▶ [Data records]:
= = = = =

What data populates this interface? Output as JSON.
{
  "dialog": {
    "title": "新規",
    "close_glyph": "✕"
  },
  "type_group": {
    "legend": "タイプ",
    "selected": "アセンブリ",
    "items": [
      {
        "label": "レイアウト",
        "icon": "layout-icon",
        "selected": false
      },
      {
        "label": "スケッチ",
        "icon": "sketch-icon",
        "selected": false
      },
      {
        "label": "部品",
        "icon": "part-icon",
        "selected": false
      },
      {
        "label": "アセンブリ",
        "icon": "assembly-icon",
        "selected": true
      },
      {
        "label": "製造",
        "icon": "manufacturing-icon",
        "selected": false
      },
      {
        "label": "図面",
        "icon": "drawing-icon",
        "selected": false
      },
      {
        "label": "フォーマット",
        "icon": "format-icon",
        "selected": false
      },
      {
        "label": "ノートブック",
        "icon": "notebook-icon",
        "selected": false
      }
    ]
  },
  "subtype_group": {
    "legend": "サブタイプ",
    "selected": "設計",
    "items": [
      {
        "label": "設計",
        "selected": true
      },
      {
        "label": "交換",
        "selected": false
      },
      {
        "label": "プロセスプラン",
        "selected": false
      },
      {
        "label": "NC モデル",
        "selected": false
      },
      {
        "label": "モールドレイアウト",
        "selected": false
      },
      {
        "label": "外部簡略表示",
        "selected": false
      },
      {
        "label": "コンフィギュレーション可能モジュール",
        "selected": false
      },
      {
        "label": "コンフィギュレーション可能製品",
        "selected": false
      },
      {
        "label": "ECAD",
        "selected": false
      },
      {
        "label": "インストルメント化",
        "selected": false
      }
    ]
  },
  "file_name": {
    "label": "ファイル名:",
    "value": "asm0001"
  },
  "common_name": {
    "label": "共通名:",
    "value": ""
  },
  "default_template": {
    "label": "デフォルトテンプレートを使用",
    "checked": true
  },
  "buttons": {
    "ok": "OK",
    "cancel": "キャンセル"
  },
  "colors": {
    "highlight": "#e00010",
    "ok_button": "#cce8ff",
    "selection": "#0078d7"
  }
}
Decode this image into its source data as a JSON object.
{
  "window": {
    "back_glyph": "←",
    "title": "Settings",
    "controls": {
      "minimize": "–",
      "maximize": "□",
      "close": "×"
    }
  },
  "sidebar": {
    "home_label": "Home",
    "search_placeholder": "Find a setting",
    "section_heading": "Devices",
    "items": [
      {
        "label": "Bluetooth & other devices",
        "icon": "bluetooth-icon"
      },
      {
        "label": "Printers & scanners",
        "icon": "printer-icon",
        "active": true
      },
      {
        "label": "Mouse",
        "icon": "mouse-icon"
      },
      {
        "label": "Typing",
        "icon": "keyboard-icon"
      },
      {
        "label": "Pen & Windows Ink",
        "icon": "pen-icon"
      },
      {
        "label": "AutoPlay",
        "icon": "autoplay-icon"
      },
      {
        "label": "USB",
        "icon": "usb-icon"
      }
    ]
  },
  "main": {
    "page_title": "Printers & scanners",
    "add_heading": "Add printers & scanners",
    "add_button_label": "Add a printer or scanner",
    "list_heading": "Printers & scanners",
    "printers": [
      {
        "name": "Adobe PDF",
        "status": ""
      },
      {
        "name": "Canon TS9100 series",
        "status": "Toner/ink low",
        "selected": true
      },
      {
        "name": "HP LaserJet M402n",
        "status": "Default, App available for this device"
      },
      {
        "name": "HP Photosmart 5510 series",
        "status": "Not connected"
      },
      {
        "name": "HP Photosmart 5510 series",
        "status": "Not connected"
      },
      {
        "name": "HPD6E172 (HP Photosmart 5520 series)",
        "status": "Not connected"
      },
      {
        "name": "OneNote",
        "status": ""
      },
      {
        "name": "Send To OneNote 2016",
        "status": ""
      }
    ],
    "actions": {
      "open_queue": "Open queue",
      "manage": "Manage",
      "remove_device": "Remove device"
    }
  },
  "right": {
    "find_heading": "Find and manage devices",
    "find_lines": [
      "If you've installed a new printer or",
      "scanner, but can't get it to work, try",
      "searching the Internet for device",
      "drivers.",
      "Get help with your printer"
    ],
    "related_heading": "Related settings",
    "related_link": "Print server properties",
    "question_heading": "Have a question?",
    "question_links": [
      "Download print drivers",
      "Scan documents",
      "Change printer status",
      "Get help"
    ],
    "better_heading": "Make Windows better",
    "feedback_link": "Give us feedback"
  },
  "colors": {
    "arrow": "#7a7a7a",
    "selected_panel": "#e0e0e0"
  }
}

= = = = =

▶ [WORK TO DO]:
Using the records above, copy each line that contains "JSON".

▶ [FINAL ANSWER]:
What data populates this interface? Output as JSON.
Decode this image into its source data as a JSON object.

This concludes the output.